Description of the task:
Return verbatim the stretch from the start of the records through the line containing "data-label: 1.79% <box>797 533 888 570</box>".
--- start Given data ---
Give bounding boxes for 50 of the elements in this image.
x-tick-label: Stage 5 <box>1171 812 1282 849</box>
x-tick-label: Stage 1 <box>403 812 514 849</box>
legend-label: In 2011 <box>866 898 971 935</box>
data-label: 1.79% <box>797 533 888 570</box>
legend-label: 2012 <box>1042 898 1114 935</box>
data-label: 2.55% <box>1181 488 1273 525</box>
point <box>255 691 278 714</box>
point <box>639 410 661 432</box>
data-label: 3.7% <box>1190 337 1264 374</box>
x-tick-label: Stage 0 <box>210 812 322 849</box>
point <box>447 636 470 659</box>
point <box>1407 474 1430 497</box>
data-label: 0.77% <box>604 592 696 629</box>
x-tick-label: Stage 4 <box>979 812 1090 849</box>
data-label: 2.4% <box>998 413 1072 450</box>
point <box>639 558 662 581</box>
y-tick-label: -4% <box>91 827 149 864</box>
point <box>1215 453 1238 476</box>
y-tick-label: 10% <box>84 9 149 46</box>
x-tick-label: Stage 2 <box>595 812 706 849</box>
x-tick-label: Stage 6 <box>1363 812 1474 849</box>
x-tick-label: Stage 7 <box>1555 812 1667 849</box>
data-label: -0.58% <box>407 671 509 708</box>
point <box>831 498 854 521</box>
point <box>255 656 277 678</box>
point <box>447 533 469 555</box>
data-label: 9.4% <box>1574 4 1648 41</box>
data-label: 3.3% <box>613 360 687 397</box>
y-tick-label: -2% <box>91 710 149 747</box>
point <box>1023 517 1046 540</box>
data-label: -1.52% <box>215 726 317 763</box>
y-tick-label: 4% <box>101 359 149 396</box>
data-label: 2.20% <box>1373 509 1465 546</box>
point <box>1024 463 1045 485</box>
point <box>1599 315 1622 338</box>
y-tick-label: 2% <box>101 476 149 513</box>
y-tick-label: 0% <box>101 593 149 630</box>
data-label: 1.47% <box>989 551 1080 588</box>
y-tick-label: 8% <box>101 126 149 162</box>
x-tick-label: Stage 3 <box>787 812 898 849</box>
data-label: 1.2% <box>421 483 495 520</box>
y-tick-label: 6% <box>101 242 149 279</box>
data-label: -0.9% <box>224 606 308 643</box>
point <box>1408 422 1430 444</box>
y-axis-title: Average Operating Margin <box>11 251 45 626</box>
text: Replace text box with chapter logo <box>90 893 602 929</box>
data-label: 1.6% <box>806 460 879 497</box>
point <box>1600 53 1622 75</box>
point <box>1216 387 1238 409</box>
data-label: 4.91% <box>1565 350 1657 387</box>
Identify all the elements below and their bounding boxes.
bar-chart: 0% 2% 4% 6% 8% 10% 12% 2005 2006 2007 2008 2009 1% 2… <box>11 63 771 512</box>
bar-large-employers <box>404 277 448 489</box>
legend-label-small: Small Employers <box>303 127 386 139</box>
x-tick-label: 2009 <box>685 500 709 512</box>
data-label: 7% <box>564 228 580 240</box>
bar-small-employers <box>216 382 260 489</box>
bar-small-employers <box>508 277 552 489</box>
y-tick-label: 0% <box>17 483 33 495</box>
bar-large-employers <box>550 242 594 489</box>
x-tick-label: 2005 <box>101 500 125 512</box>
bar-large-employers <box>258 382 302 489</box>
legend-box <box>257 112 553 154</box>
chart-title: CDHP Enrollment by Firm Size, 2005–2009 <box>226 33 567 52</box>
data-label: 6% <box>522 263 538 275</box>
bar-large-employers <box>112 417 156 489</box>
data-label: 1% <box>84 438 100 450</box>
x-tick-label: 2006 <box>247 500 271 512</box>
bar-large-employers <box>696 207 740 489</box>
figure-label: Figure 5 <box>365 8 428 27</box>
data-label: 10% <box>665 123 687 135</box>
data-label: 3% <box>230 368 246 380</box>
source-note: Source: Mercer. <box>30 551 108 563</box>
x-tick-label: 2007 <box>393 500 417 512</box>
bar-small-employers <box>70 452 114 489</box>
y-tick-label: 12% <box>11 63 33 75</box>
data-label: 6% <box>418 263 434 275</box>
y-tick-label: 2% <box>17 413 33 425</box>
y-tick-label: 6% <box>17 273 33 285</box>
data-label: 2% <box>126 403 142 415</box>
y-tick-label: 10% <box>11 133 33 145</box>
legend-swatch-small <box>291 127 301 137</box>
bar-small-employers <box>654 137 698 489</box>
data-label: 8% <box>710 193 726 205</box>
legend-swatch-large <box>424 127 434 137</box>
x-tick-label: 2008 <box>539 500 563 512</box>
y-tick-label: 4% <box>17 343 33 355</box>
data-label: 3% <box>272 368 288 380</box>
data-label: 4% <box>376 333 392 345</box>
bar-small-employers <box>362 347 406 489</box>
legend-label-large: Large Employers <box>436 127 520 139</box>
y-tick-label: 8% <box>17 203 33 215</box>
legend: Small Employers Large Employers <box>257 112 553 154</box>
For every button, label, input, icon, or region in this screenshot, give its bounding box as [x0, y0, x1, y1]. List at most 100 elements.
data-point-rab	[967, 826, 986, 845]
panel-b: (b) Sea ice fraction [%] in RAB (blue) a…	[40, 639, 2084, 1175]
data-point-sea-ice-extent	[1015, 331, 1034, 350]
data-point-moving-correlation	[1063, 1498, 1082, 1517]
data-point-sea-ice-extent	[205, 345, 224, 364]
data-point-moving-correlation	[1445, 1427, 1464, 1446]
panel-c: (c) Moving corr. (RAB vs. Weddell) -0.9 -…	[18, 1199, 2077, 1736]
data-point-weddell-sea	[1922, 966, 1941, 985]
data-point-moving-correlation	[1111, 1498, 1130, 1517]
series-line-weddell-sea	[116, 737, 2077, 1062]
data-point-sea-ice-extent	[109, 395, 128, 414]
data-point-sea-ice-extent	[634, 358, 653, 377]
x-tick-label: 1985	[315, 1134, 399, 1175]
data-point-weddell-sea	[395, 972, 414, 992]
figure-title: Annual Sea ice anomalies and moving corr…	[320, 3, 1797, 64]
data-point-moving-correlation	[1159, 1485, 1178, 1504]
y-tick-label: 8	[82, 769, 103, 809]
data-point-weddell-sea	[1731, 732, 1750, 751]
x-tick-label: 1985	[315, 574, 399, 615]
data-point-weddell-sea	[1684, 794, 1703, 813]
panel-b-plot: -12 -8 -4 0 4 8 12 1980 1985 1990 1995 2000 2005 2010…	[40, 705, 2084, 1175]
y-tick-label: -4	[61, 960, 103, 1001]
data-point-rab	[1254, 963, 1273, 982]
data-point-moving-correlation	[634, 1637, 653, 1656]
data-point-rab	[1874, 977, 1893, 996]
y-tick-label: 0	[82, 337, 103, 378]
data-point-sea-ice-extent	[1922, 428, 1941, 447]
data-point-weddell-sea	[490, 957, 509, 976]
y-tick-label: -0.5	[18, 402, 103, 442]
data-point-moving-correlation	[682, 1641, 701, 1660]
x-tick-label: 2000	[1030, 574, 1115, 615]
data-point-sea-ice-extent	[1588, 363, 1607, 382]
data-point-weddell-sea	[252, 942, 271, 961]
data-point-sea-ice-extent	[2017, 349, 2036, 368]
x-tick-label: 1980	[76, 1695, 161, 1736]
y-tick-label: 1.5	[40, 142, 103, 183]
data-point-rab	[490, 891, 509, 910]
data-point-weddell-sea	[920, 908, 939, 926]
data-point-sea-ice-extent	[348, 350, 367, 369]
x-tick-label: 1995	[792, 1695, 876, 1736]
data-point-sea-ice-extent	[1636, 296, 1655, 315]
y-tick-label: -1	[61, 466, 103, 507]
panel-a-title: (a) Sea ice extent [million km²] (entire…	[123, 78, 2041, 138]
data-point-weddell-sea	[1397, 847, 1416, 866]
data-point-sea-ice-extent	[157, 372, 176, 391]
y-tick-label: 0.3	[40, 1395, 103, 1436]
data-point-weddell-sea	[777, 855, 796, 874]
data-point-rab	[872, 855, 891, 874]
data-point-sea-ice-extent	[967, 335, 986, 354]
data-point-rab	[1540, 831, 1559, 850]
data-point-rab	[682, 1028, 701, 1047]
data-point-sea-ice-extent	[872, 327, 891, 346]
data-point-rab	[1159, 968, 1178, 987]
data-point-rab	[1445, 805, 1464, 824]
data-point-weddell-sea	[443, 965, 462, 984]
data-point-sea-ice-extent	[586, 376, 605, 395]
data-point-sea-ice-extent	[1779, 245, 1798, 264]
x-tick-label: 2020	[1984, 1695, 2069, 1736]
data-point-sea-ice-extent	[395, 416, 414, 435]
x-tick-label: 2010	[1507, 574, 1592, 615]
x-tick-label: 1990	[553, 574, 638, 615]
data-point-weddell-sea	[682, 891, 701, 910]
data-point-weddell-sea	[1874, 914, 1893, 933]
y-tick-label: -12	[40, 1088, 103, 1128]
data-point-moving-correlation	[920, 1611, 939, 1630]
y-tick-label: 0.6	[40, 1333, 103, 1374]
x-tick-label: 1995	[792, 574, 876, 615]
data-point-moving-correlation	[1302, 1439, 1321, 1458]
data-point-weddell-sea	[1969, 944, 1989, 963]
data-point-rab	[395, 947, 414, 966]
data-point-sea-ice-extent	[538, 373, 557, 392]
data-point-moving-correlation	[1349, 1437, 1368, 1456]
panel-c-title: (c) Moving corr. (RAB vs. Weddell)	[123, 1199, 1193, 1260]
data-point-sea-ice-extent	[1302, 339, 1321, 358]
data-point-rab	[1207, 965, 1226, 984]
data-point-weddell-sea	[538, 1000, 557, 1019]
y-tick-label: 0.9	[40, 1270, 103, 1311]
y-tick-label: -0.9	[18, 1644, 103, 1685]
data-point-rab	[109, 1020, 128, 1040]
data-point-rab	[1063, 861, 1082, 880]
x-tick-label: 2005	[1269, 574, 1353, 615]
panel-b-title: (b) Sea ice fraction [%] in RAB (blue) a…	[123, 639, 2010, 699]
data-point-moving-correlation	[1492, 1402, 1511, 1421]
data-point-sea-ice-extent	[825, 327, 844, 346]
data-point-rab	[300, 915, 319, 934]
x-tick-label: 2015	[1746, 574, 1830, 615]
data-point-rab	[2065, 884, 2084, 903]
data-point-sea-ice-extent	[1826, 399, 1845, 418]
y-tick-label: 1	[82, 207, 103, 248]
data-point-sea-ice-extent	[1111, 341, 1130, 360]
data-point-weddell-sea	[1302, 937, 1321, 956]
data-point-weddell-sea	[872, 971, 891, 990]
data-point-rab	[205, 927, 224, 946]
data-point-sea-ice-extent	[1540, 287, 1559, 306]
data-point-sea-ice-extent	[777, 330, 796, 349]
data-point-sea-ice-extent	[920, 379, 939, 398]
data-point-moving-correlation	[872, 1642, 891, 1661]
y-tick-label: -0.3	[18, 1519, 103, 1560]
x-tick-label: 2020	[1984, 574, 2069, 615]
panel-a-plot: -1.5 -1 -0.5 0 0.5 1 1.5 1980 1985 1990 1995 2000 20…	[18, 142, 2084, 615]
--- end Given data ---
Complete answer:
Give bounding boxes for 50 of the elements in this image.
x-tick-label: Stage 5 <box>1171 812 1282 849</box>
x-tick-label: Stage 1 <box>403 812 514 849</box>
legend-label: In 2011 <box>866 898 971 935</box>
data-label: 1.79% <box>797 533 888 570</box>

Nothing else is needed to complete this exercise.